Collect all the lines that mention the word "document".

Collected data
━━━━

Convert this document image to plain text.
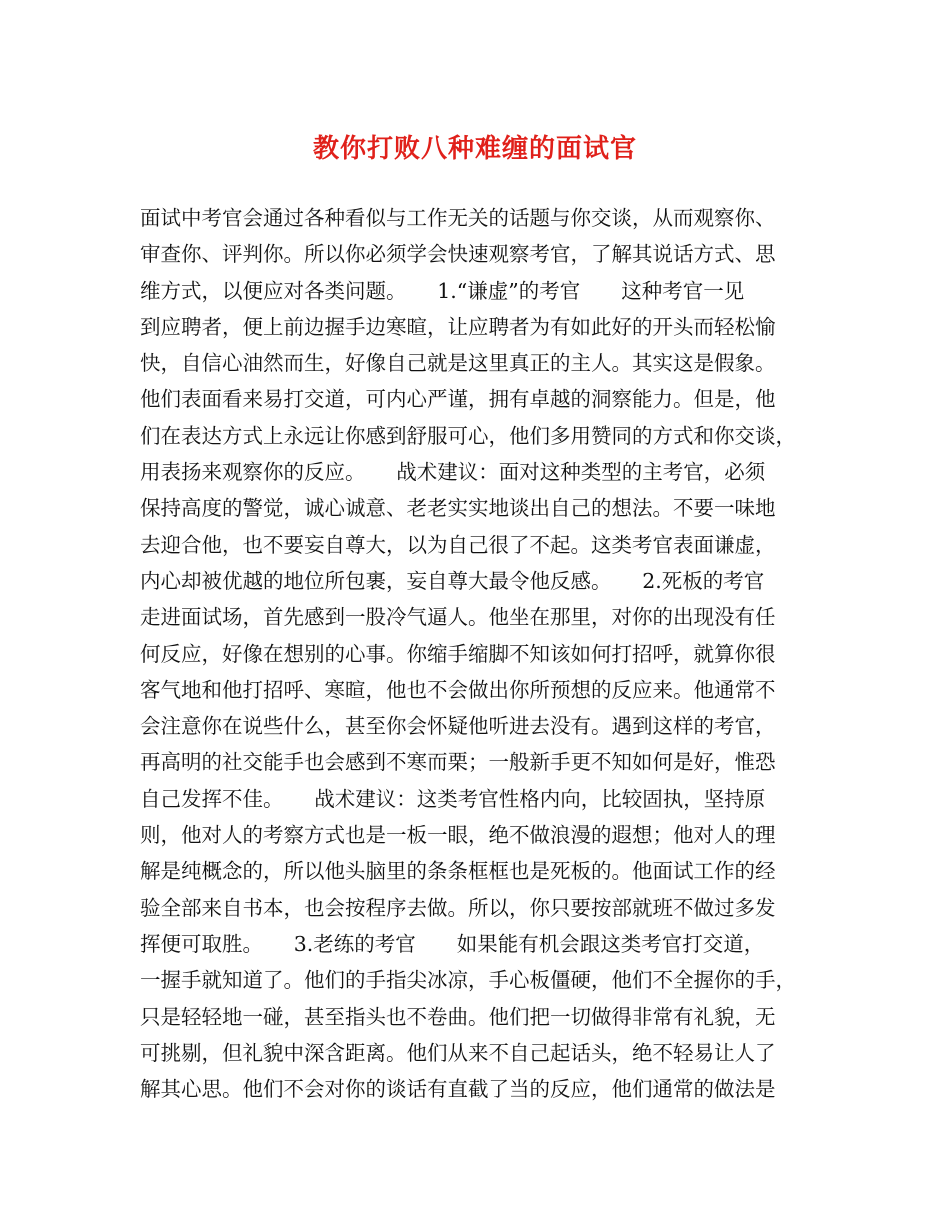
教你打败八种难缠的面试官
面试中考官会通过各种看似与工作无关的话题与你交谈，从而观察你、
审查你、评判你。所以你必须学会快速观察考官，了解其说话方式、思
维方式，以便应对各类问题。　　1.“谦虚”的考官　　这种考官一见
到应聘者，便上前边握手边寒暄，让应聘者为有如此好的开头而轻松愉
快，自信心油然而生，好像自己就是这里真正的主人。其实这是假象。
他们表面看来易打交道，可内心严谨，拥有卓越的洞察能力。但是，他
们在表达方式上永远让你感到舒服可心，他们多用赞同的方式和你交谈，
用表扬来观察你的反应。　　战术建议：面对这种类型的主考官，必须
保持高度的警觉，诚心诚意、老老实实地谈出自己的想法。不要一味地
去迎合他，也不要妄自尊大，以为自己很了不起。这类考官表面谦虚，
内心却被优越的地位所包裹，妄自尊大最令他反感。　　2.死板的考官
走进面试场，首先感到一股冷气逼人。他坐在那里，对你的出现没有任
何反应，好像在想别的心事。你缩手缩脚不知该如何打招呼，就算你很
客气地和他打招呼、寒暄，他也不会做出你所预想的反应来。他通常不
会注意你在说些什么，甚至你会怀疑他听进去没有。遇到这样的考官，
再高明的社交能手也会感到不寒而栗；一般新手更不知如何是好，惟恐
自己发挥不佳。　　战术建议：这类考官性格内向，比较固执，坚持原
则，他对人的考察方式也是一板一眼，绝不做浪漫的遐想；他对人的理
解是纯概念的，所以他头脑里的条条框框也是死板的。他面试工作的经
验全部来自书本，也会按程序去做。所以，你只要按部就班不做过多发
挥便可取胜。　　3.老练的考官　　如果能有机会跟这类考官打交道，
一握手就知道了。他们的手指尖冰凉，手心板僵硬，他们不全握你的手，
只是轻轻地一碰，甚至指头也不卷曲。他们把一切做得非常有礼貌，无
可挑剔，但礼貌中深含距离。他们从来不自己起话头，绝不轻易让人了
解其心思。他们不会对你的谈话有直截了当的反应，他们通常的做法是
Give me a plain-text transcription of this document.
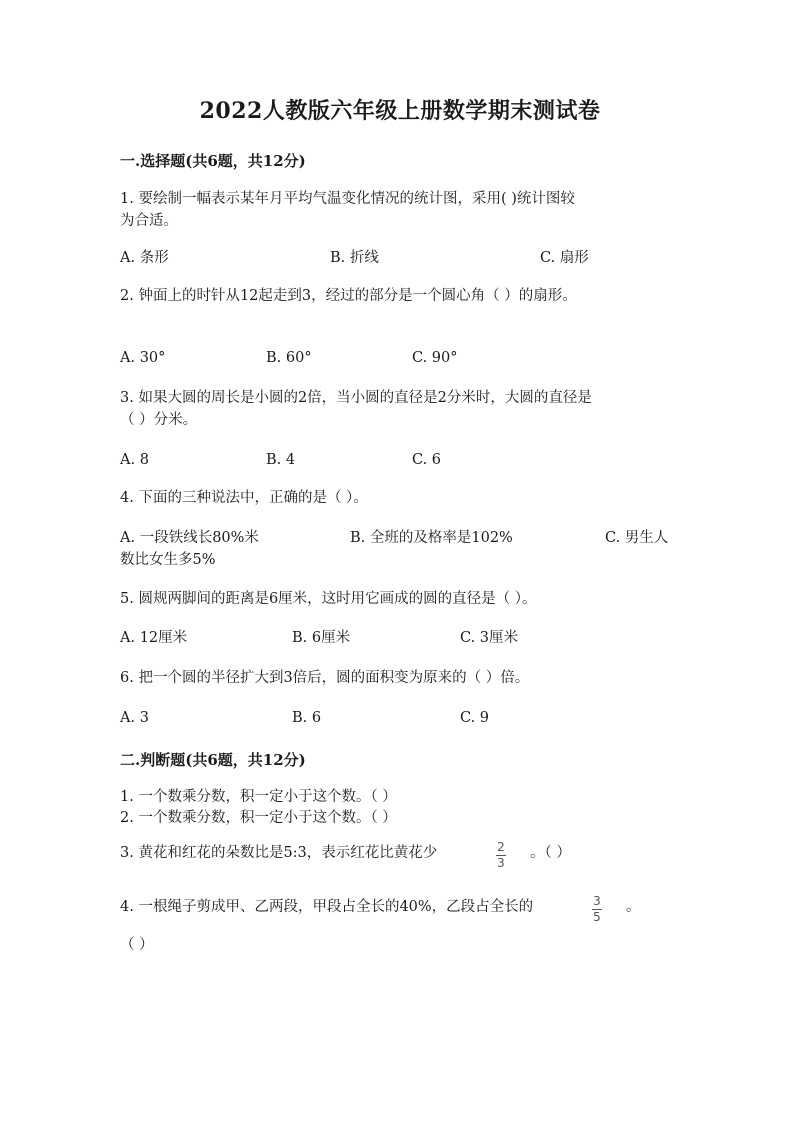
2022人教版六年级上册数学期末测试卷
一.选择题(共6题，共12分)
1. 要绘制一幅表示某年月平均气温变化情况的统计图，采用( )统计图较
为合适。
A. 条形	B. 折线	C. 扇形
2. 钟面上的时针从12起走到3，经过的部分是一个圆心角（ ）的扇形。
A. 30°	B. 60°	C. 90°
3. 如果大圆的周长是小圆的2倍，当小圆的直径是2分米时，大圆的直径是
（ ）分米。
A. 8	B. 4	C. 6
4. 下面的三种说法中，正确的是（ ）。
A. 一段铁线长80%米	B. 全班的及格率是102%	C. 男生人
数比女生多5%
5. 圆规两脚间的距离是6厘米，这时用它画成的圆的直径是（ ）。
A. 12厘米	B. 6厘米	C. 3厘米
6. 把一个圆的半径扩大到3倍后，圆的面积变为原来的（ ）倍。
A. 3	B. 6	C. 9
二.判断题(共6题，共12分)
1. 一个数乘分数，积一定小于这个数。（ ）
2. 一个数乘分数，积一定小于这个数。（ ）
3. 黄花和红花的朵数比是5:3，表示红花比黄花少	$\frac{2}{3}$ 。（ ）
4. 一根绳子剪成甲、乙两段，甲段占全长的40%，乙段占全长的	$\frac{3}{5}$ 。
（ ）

━━━━

Output for this exercise:
Convert this document image to plain text.
Give me a plain-text transcription of this document.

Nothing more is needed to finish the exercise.